**Given task:** Print the records below exactly as they appear.

**Excerpted data:**
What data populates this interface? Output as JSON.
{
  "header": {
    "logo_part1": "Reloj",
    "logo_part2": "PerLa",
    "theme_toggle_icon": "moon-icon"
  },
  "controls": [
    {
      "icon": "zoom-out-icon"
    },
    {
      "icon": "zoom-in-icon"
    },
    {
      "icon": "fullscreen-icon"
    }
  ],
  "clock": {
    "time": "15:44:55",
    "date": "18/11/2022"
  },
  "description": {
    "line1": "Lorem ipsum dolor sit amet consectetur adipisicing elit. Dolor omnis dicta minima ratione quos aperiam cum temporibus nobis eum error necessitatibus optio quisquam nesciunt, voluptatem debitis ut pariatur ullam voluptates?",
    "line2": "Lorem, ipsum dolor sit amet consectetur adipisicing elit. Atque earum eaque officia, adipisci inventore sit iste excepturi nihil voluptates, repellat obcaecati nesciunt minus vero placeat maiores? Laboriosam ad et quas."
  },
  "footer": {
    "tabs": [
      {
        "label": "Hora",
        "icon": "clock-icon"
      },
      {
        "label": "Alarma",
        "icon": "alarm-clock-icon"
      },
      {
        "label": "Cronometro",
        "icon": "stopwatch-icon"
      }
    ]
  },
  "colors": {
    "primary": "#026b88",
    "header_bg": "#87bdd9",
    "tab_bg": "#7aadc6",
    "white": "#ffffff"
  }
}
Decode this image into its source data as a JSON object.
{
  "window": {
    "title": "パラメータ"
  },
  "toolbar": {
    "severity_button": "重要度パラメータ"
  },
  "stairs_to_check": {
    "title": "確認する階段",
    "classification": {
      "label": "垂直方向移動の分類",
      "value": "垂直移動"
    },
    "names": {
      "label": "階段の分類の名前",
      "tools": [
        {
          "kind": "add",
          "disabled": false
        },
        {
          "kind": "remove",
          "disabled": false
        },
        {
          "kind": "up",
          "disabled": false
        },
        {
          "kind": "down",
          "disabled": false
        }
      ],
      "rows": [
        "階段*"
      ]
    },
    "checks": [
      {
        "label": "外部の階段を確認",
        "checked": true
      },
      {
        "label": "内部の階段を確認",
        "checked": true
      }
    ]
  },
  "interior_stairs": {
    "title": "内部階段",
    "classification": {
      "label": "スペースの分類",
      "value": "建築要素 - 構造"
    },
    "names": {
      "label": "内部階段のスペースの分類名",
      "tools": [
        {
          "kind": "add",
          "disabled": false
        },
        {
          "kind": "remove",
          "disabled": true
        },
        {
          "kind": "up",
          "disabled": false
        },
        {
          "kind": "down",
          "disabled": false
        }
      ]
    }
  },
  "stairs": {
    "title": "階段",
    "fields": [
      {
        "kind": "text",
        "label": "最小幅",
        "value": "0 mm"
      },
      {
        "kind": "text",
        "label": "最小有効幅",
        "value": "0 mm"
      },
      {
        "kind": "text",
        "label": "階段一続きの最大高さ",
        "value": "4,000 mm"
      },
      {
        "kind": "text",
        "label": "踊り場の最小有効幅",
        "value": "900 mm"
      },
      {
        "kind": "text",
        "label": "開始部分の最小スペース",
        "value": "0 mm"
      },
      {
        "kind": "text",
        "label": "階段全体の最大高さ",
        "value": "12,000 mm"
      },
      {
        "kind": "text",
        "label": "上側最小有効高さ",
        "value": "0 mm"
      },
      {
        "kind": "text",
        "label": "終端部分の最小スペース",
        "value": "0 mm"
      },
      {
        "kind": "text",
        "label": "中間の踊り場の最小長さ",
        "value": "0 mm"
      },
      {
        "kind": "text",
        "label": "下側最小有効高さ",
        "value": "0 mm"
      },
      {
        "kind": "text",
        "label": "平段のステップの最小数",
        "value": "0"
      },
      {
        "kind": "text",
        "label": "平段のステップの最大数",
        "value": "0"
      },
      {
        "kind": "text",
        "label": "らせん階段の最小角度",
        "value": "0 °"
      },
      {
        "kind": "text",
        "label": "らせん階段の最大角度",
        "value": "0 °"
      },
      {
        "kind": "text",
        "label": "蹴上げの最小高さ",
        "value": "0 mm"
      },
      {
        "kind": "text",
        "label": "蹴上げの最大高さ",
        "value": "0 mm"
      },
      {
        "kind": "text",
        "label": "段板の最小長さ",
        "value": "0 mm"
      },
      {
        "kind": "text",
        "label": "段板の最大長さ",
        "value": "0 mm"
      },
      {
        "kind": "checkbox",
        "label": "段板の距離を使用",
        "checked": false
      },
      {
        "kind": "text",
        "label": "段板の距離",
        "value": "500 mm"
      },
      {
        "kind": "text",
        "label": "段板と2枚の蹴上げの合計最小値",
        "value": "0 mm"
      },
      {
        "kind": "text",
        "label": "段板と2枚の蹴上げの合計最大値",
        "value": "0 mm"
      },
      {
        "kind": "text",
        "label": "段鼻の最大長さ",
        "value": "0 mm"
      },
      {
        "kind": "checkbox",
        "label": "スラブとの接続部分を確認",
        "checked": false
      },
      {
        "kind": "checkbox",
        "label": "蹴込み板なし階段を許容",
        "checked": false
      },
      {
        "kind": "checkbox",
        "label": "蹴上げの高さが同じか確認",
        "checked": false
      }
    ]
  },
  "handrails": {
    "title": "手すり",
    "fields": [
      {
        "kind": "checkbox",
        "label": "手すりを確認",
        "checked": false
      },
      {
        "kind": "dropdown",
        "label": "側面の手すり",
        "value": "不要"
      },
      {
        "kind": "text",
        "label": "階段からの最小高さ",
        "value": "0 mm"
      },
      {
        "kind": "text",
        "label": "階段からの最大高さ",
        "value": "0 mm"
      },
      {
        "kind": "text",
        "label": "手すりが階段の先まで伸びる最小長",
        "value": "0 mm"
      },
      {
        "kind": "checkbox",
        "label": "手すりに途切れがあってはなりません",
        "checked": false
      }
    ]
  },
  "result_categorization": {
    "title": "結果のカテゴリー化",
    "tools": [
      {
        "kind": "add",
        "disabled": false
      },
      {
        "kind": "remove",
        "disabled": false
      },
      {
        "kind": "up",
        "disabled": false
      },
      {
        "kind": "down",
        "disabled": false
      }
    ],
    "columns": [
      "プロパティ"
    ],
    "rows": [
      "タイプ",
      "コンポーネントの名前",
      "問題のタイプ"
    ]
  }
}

**Solution for this task:**
What data populates this interface? Output as JSON.
{
  "header": {
    "logo_part1": "Reloj",
    "logo_part2": "PerLa",
    "theme_toggle_icon": "moon-icon"
  },
  "controls": [
    {
      "icon": "zoom-out-icon"
    },
    {
      "icon": "zoom-in-icon"
    },
    {
      "icon": "fullscreen-icon"
    }
  ],
  "clock": {
    "time": "15:44:55",
    "date": "18/11/2022"
  },
  "description": {
    "line1": "Lorem ipsum dolor sit amet consectetur adipisicing elit. Dolor omnis dicta minima ratione quos aperiam cum temporibus nobis eum error necessitatibus optio quisquam nesciunt, voluptatem debitis ut pariatur ullam voluptates?",
    "line2": "Lorem, ipsum dolor sit amet consectetur adipisicing elit. Atque earum eaque officia, adipisci inventore sit iste excepturi nihil voluptates, repellat obcaecati nesciunt minus vero placeat maiores? Laboriosam ad et quas."
  },
  "footer": {
    "tabs": [
      {
        "label": "Hora",
        "icon": "clock-icon"
      },
      {
        "label": "Alarma",
        "icon": "alarm-clock-icon"
      },
      {
        "label": "Cronometro",
        "icon": "stopwatch-icon"
      }
    ]
  },
  "colors": {
    "primary": "#026b88",
    "header_bg": "#87bdd9",
    "tab_bg": "#7aadc6",
    "white": "#ffffff"
  }
}
Decode this image into its source data as a JSON object.
{
  "window": {
    "title": "パラメータ"
  },
  "toolbar": {
    "severity_button": "重要度パラメータ"
  },
  "stairs_to_check": {
    "title": "確認する階段",
    "classification": {
      "label": "垂直方向移動の分類",
      "value": "垂直移動"
    },
    "names": {
      "label": "階段の分類の名前",
      "tools": [
        {
          "kind": "add",
          "disabled": false
        },
        {
          "kind": "remove",
          "disabled": false
        },
        {
          "kind": "up",
          "disabled": false
        },
        {
          "kind": "down",
          "disabled": false
        }
      ],
      "rows": [
        "階段*"
      ]
    },
    "checks": [
      {
        "label": "外部の階段を確認",
        "checked": true
      },
      {
        "label": "内部の階段を確認",
        "checked": true
      }
    ]
  },
  "interior_stairs": {
    "title": "内部階段",
    "classification": {
      "label": "スペースの分類",
      "value": "建築要素 - 構造"
    },
    "names": {
      "label": "内部階段のスペースの分類名",
      "tools": [
        {
          "kind": "add",
          "disabled": false
        },
        {
          "kind": "remove",
          "disabled": true
        },
        {
          "kind": "up",
          "disabled": false
        },
        {
          "kind": "down",
          "disabled": false
        }
      ]
    }
  },
  "stairs": {
    "title": "階段",
    "fields": [
      {
        "kind": "text",
        "label": "最小幅",
        "value": "0 mm"
      },
      {
        "kind": "text",
        "label": "最小有効幅",
        "value": "0 mm"
      },
      {
        "kind": "text",
        "label": "階段一続きの最大高さ",
        "value": "4,000 mm"
      },
      {
        "kind": "text",
        "label": "踊り場の最小有効幅",
        "value": "900 mm"
      },
      {
        "kind": "text",
        "label": "開始部分の最小スペース",
        "value": "0 mm"
      },
      {
        "kind": "text",
        "label": "階段全体の最大高さ",
        "value": "12,000 mm"
      },
      {
        "kind": "text",
        "label": "上側最小有効高さ",
        "value": "0 mm"
      },
      {
        "kind": "text",
        "label": "終端部分の最小スペース",
        "value": "0 mm"
      },
      {
        "kind": "text",
        "label": "中間の踊り場の最小長さ",
        "value": "0 mm"
      },
      {
        "kind": "text",
        "label": "下側最小有効高さ",
        "value": "0 mm"
      },
      {
        "kind": "text",
        "label": "平段のステップの最小数",
        "value": "0"
      },
      {
        "kind": "text",
        "label": "平段のステップの最大数",
        "value": "0"
      },
      {
        "kind": "text",
        "label": "らせん階段の最小角度",
        "value": "0 °"
      },
      {
        "kind": "text",
        "label": "らせん階段の最大角度",
        "value": "0 °"
      },
      {
        "kind": "text",
        "label": "蹴上げの最小高さ",
        "value": "0 mm"
      },
      {
        "kind": "text",
        "label": "蹴上げの最大高さ",
        "value": "0 mm"
      },
      {
        "kind": "text",
        "label": "段板の最小長さ",
        "value": "0 mm"
      },
      {
        "kind": "text",
        "label": "段板の最大長さ",
        "value": "0 mm"
      },
      {
        "kind": "checkbox",
        "label": "段板の距離を使用",
        "checked": false
      },
      {
        "kind": "text",
        "label": "段板の距離",
        "value": "500 mm"
      },
      {
        "kind": "text",
        "label": "段板と2枚の蹴上げの合計最小値",
        "value": "0 mm"
      },
      {
        "kind": "text",
        "label": "段板と2枚の蹴上げの合計最大値",
        "value": "0 mm"
      },
      {
        "kind": "text",
        "label": "段鼻の最大長さ",
        "value": "0 mm"
      },
      {
        "kind": "checkbox",
        "label": "スラブとの接続部分を確認",
        "checked": false
      },
      {
        "kind": "checkbox",
        "label": "蹴込み板なし階段を許容",
        "checked": false
      },
      {
        "kind": "checkbox",
        "label": "蹴上げの高さが同じか確認",
        "checked": false
      }
    ]
  },
  "handrails": {
    "title": "手すり",
    "fields": [
      {
        "kind": "checkbox",
        "label": "手すりを確認",
        "checked": false
      },
      {
        "kind": "dropdown",
        "label": "側面の手すり",
        "value": "不要"
      },
      {
        "kind": "text",
        "label": "階段からの最小高さ",
        "value": "0 mm"
      },
      {
        "kind": "text",
        "label": "階段からの最大高さ",
        "value": "0 mm"
      },
      {
        "kind": "text",
        "label": "手すりが階段の先まで伸びる最小長",
        "value": "0 mm"
      },
      {
        "kind": "checkbox",
        "label": "手すりに途切れがあってはなりません",
        "checked": false
      }
    ]
  },
  "result_categorization": {
    "title": "結果のカテゴリー化",
    "tools": [
      {
        "kind": "add",
        "disabled": false
      },
      {
        "kind": "remove",
        "disabled": false
      },
      {
        "kind": "up",
        "disabled": false
      },
      {
        "kind": "down",
        "disabled": false
      }
    ],
    "columns": [
      "プロパティ"
    ],
    "rows": [
      "タイプ",
      "コンポーネントの名前",
      "問題のタイプ"
    ]
  }
}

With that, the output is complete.